== YOUR INSTRUCTIONS ==
Retype the full set of records. Keep every character identical.

== RECORDS FOR THE EXERCISE ==
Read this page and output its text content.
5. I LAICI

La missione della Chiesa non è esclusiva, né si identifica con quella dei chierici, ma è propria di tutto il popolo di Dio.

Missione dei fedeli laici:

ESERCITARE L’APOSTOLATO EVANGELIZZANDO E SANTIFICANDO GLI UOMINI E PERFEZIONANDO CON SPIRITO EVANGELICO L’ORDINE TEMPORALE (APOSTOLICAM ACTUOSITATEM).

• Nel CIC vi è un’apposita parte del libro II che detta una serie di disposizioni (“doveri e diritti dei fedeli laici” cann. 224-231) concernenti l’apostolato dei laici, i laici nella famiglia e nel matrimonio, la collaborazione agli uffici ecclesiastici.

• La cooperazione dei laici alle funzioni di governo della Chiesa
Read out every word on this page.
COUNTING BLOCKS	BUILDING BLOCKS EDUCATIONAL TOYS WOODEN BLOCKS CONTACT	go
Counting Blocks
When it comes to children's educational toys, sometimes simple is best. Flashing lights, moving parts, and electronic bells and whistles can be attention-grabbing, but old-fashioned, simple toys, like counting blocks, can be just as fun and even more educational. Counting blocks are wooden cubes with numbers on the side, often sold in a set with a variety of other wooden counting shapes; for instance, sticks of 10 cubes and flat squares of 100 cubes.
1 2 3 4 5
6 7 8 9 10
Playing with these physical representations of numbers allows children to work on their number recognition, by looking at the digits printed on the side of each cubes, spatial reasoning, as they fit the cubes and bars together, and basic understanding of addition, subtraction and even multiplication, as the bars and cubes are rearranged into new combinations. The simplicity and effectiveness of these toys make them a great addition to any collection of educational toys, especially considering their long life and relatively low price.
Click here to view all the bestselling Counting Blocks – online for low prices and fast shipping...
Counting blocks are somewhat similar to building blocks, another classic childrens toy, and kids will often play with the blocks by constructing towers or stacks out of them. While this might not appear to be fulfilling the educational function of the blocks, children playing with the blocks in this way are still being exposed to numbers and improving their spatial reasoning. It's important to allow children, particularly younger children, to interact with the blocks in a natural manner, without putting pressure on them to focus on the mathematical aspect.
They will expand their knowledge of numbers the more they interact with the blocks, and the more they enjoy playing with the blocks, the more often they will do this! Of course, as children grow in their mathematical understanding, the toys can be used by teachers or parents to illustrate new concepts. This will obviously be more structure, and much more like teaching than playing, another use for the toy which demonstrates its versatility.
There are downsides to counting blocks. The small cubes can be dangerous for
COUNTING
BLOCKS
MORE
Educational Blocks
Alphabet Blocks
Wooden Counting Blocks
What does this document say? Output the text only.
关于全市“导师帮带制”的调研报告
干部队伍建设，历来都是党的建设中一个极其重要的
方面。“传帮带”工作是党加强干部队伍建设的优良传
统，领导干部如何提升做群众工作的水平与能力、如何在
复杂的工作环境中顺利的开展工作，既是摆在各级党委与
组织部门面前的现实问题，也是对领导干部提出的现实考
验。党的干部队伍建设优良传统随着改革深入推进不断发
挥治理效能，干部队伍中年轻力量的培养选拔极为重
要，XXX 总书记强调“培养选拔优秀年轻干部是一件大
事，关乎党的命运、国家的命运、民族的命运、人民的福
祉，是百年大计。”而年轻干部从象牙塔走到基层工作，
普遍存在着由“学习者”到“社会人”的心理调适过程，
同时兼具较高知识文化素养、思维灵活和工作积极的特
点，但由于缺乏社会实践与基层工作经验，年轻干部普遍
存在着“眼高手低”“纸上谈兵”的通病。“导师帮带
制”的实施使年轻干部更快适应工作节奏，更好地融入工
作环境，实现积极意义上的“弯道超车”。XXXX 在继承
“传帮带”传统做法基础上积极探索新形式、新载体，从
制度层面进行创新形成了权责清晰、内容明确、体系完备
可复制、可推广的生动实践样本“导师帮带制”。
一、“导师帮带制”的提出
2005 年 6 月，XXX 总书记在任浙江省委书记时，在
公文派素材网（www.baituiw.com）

== TASK ANSWER ==
Read this page and output its text content.
5. I LAICI

La missione della Chiesa non è esclusiva, né si identifica con quella dei chierici, ma è propria di tutto il popolo di Dio.

Missione dei fedeli laici:

ESERCITARE L’APOSTOLATO EVANGELIZZANDO E SANTIFICANDO GLI UOMINI E PERFEZIONANDO CON SPIRITO EVANGELICO L’ORDINE TEMPORALE (APOSTOLICAM ACTUOSITATEM).

• Nel CIC vi è un’apposita parte del libro II che detta una serie di disposizioni (“doveri e diritti dei fedeli laici” cann. 224-231) concernenti l’apostolato dei laici, i laici nella famiglia e nel matrimonio, la collaborazione agli uffici ecclesiastici.

• La cooperazione dei laici alle funzioni di governo della Chiesa
Read out every word on this page.
COUNTING BLOCKS	BUILDING BLOCKS EDUCATIONAL TOYS WOODEN BLOCKS CONTACT	go
Counting Blocks
When it comes to children's educational toys, sometimes simple is best. Flashing lights, moving parts, and electronic bells and whistles can be attention-grabbing, but old-fashioned, simple toys, like counting blocks, can be just as fun and even more educational. Counting blocks are wooden cubes with numbers on the side, often sold in a set with a variety of other wooden counting shapes; for instance, sticks of 10 cubes and flat squares of 100 cubes.
1 2 3 4 5
6 7 8 9 10
Playing with these physical representations of numbers allows children to work on their number recognition, by looking at the digits printed on the side of each cubes, spatial reasoning, as they fit the cubes and bars together, and basic understanding of addition, subtraction and even multiplication, as the bars and cubes are rearranged into new combinations. The simplicity and effectiveness of these toys make them a great addition to any collection of educational toys, especially considering their long life and relatively low price.
Click here to view all the bestselling Counting Blocks – online for low prices and fast shipping...
Counting blocks are somewhat similar to building blocks, another classic childrens toy, and kids will often play with the blocks by constructing towers or stacks out of them. While this might not appear to be fulfilling the educational function of the blocks, children playing with the blocks in this way are still being exposed to numbers and improving their spatial reasoning. It's important to allow children, particularly younger children, to interact with the blocks in a natural manner, without putting pressure on them to focus on the mathematical aspect.
They will expand their knowledge of numbers the more they interact with the blocks, and the more they enjoy playing with the blocks, the more often they will do this! Of course, as children grow in their mathematical understanding, the toys can be used by teachers or parents to illustrate new concepts. This will obviously be more structure, and much more like teaching than playing, another use for the toy which demonstrates its versatility.
There are downsides to counting blocks. The small cubes can be dangerous for
COUNTING
BLOCKS
MORE
Educational Blocks
Alphabet Blocks
Wooden Counting Blocks
What does this document say? Output the text only.
关于全市“导师帮带制”的调研报告
干部队伍建设，历来都是党的建设中一个极其重要的
方面。“传帮带”工作是党加强干部队伍建设的优良传
统，领导干部如何提升做群众工作的水平与能力、如何在
复杂的工作环境中顺利的开展工作，既是摆在各级党委与
组织部门面前的现实问题，也是对领导干部提出的现实考
验。党的干部队伍建设优良传统随着改革深入推进不断发
挥治理效能，干部队伍中年轻力量的培养选拔极为重
要，XXX 总书记强调“培养选拔优秀年轻干部是一件大
事，关乎党的命运、国家的命运、民族的命运、人民的福
祉，是百年大计。”而年轻干部从象牙塔走到基层工作，
普遍存在着由“学习者”到“社会人”的心理调适过程，
同时兼具较高知识文化素养、思维灵活和工作积极的特
点，但由于缺乏社会实践与基层工作经验，年轻干部普遍
存在着“眼高手低”“纸上谈兵”的通病。“导师帮带
制”的实施使年轻干部更快适应工作节奏，更好地融入工
作环境，实现积极意义上的“弯道超车”。XXXX 在继承
“传帮带”传统做法基础上积极探索新形式、新载体，从
制度层面进行创新形成了权责清晰、内容明确、体系完备
可复制、可推广的生动实践样本“导师帮带制”。
一、“导师帮带制”的提出
2005 年 6 月，XXX 总书记在任浙江省委书记时，在
公文派素材网（www.baituiw.com）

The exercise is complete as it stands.